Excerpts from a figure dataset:
* Begin *

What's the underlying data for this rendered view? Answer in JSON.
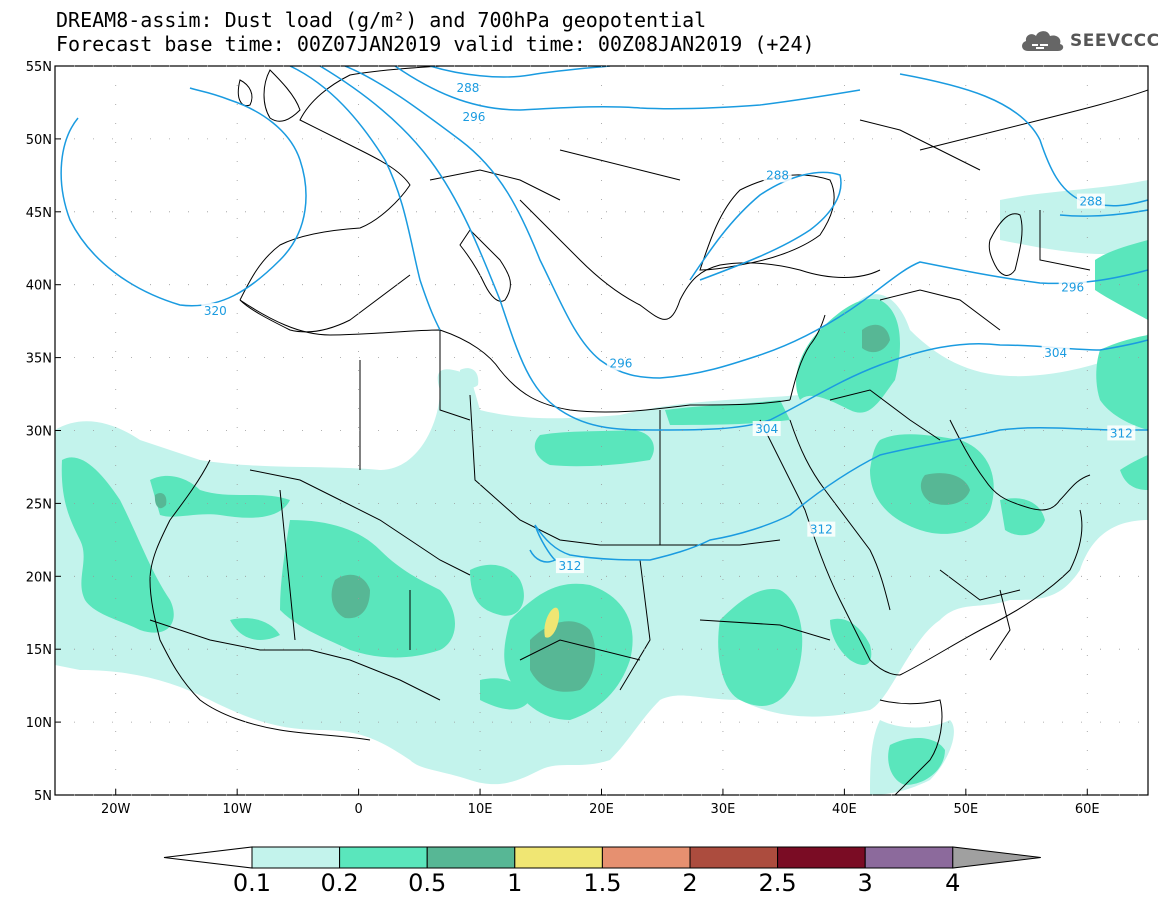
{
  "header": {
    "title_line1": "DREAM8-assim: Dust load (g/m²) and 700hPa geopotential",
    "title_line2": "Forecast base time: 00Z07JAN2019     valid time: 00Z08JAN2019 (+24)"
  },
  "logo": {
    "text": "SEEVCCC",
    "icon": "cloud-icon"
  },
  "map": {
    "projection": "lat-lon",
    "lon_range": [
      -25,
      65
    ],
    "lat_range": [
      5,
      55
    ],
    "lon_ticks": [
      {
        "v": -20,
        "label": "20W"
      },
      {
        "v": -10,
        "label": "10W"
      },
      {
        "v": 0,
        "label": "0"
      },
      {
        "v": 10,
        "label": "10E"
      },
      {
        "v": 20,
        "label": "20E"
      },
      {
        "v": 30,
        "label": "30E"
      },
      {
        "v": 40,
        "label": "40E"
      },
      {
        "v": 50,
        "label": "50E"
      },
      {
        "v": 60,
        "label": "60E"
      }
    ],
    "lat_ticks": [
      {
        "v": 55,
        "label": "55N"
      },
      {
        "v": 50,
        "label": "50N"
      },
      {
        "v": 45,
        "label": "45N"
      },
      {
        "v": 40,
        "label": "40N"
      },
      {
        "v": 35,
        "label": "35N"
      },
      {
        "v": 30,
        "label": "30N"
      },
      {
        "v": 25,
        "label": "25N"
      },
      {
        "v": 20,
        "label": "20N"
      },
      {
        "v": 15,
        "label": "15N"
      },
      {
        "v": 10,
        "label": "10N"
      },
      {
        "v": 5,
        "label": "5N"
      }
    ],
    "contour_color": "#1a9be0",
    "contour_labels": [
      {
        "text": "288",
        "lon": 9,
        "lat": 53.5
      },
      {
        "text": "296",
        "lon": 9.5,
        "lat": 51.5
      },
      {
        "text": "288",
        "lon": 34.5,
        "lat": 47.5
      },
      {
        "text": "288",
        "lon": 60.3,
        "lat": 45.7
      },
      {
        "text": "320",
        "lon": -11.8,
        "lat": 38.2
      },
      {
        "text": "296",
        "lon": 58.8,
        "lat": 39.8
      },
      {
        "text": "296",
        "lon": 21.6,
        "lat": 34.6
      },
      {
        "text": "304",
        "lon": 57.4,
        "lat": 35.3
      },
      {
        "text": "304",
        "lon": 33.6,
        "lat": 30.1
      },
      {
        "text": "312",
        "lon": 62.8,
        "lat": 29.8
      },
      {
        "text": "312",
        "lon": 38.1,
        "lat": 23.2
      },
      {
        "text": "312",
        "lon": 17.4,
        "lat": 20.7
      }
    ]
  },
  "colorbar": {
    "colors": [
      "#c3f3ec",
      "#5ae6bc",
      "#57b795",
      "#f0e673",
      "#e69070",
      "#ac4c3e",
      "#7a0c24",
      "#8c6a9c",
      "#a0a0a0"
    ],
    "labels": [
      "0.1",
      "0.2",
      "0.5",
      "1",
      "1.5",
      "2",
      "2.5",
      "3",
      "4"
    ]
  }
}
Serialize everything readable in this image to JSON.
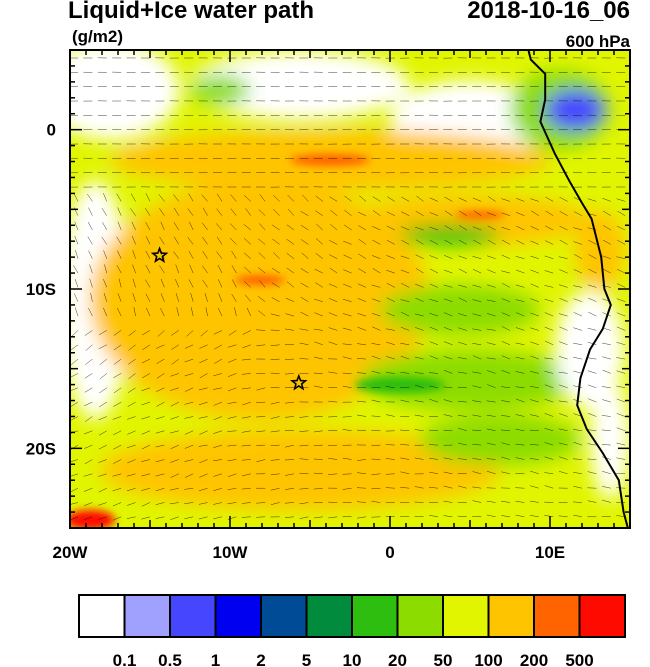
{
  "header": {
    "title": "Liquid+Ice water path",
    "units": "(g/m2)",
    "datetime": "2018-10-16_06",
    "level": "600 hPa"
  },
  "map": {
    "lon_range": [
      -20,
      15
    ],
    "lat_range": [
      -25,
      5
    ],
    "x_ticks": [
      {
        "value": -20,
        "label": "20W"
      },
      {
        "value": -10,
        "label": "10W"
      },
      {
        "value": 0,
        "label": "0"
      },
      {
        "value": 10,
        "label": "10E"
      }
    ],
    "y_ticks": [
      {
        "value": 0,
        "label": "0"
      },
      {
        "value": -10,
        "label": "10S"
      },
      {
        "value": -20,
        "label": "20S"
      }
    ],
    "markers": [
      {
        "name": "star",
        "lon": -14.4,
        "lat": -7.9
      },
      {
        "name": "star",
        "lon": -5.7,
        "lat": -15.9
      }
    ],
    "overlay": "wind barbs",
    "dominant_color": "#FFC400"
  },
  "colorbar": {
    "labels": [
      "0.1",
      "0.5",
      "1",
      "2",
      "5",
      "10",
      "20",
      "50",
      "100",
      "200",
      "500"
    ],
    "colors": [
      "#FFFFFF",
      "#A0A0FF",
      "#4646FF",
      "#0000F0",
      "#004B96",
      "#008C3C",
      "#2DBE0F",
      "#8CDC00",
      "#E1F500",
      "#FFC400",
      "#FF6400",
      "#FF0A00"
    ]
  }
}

* End *
* Begin *

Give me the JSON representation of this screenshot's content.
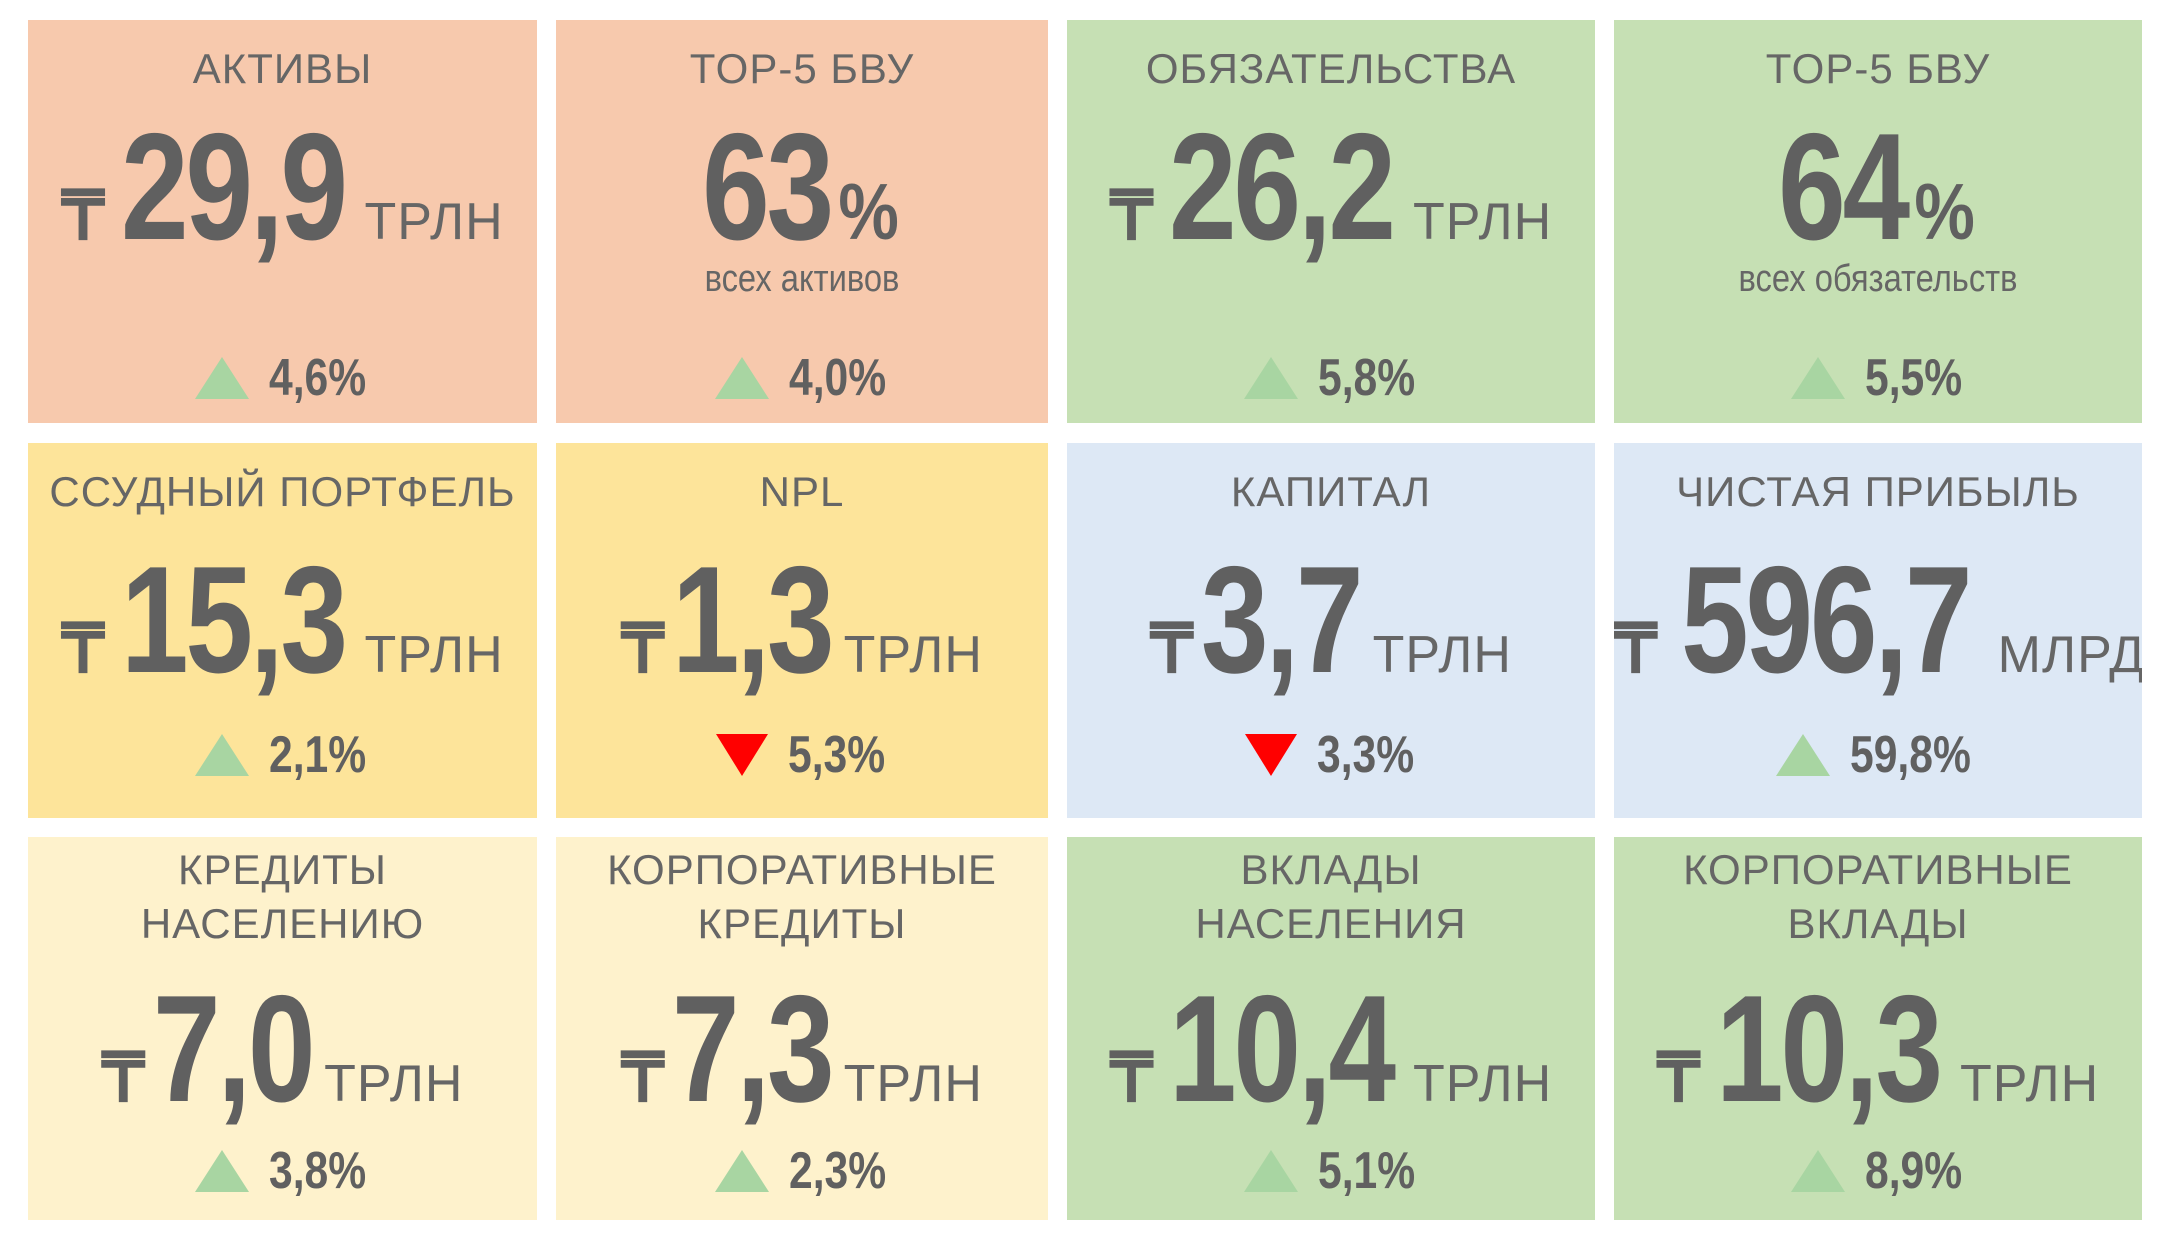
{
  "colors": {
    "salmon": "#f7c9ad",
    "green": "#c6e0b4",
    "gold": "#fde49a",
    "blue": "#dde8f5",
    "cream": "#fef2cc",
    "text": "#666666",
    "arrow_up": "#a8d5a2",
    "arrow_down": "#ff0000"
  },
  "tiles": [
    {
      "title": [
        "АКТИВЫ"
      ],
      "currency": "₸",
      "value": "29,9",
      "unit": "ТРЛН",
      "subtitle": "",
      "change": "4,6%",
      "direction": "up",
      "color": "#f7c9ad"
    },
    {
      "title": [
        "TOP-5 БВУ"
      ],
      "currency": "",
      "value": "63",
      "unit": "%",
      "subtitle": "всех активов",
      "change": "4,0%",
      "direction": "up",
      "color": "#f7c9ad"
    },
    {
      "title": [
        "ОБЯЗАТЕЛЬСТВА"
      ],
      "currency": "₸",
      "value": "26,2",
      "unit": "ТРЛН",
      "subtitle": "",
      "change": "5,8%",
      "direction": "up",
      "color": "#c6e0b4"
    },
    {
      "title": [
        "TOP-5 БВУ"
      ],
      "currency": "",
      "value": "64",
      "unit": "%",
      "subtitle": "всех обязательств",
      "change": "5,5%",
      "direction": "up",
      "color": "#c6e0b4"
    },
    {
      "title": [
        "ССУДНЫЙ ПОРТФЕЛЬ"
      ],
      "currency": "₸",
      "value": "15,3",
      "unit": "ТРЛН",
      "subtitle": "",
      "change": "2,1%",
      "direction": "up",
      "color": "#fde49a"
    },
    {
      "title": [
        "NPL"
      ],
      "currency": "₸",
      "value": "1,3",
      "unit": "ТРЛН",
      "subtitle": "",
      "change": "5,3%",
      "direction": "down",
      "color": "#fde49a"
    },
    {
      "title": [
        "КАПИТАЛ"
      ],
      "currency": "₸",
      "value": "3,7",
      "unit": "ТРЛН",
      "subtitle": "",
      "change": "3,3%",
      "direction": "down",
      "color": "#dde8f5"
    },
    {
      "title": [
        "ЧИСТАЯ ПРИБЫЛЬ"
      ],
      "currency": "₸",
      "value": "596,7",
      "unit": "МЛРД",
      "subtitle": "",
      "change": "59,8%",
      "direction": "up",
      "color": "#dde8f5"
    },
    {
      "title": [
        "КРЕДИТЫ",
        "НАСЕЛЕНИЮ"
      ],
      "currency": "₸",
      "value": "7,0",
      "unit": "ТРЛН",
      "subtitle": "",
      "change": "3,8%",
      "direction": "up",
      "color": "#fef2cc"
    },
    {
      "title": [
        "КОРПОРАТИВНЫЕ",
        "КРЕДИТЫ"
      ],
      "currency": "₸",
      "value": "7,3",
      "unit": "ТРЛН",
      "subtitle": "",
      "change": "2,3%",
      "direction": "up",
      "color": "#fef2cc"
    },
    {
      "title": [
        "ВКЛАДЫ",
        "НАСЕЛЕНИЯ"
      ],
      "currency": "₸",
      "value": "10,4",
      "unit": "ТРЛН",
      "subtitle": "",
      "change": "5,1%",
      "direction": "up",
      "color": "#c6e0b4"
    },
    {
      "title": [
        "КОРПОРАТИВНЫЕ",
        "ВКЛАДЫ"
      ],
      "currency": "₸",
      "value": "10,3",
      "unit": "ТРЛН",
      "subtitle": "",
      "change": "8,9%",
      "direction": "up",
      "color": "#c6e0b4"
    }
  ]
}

* End *

Exercise description: Pull out all lines in the data above that include "JSON".

Solved exercise:
What's the underlying data for this rendered view? Answer in JSON.
Serialize everything readable in this image to JSON.
Give me the JSON representation of this screenshot's content.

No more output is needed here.